◆ **Dataset excerpts**:
## Begin

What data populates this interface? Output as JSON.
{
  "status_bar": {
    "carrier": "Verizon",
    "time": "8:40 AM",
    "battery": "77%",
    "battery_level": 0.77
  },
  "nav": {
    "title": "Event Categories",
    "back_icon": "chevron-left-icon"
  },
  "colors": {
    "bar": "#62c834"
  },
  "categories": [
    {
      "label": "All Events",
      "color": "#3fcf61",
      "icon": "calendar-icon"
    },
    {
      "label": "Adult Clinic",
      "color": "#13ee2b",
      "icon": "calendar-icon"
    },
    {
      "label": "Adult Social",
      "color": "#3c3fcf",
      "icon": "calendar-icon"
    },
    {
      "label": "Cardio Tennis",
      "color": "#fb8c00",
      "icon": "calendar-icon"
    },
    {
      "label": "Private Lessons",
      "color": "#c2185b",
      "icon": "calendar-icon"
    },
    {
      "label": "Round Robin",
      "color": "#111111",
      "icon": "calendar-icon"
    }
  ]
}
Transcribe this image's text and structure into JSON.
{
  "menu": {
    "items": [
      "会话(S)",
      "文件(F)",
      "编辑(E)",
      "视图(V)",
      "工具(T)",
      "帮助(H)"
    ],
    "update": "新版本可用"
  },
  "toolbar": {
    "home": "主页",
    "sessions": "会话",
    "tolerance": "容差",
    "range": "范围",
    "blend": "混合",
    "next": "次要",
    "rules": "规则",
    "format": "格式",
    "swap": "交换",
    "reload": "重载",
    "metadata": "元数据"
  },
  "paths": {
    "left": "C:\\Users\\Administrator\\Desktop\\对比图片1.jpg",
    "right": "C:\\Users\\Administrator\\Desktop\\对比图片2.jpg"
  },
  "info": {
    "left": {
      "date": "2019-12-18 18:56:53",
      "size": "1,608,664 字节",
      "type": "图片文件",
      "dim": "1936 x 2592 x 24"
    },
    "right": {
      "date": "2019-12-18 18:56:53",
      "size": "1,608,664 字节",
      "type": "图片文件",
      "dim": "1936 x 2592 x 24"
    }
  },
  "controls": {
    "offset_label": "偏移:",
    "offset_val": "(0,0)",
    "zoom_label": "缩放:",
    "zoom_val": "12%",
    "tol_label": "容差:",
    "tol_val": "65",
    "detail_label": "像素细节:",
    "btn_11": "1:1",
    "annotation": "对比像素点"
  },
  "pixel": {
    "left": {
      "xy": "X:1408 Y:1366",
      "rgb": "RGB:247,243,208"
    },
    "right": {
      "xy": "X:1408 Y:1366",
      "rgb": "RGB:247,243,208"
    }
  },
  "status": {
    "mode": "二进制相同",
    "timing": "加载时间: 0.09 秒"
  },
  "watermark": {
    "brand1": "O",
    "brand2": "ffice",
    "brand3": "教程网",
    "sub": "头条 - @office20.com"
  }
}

## End

◆ **Exercise objective**:
Retype the listing exactly, in full.

◆ **Written solution**:
What data populates this interface? Output as JSON.
{
  "status_bar": {
    "carrier": "Verizon",
    "time": "8:40 AM",
    "battery": "77%",
    "battery_level": 0.77
  },
  "nav": {
    "title": "Event Categories",
    "back_icon": "chevron-left-icon"
  },
  "colors": {
    "bar": "#62c834"
  },
  "categories": [
    {
      "label": "All Events",
      "color": "#3fcf61",
      "icon": "calendar-icon"
    },
    {
      "label": "Adult Clinic",
      "color": "#13ee2b",
      "icon": "calendar-icon"
    },
    {
      "label": "Adult Social",
      "color": "#3c3fcf",
      "icon": "calendar-icon"
    },
    {
      "label": "Cardio Tennis",
      "color": "#fb8c00",
      "icon": "calendar-icon"
    },
    {
      "label": "Private Lessons",
      "color": "#c2185b",
      "icon": "calendar-icon"
    },
    {
      "label": "Round Robin",
      "color": "#111111",
      "icon": "calendar-icon"
    }
  ]
}
Transcribe this image's text and structure into JSON.
{
  "menu": {
    "items": [
      "会话(S)",
      "文件(F)",
      "编辑(E)",
      "视图(V)",
      "工具(T)",
      "帮助(H)"
    ],
    "update": "新版本可用"
  },
  "toolbar": {
    "home": "主页",
    "sessions": "会话",
    "tolerance": "容差",
    "range": "范围",
    "blend": "混合",
    "next": "次要",
    "rules": "规则",
    "format": "格式",
    "swap": "交换",
    "reload": "重载",
    "metadata": "元数据"
  },
  "paths": {
    "left": "C:\\Users\\Administrator\\Desktop\\对比图片1.jpg",
    "right": "C:\\Users\\Administrator\\Desktop\\对比图片2.jpg"
  },
  "info": {
    "left": {
      "date": "2019-12-18 18:56:53",
      "size": "1,608,664 字节",
      "type": "图片文件",
      "dim": "1936 x 2592 x 24"
    },
    "right": {
      "date": "2019-12-18 18:56:53",
      "size": "1,608,664 字节",
      "type": "图片文件",
      "dim": "1936 x 2592 x 24"
    }
  },
  "controls": {
    "offset_label": "偏移:",
    "offset_val": "(0,0)",
    "zoom_label": "缩放:",
    "zoom_val": "12%",
    "tol_label": "容差:",
    "tol_val": "65",
    "detail_label": "像素细节:",
    "btn_11": "1:1",
    "annotation": "对比像素点"
  },
  "pixel": {
    "left": {
      "xy": "X:1408 Y:1366",
      "rgb": "RGB:247,243,208"
    },
    "right": {
      "xy": "X:1408 Y:1366",
      "rgb": "RGB:247,243,208"
    }
  },
  "status": {
    "mode": "二进制相同",
    "timing": "加载时间: 0.09 秒"
  },
  "watermark": {
    "brand1": "O",
    "brand2": "ffice",
    "brand3": "教程网",
    "sub": "头条 - @office20.com"
  }
}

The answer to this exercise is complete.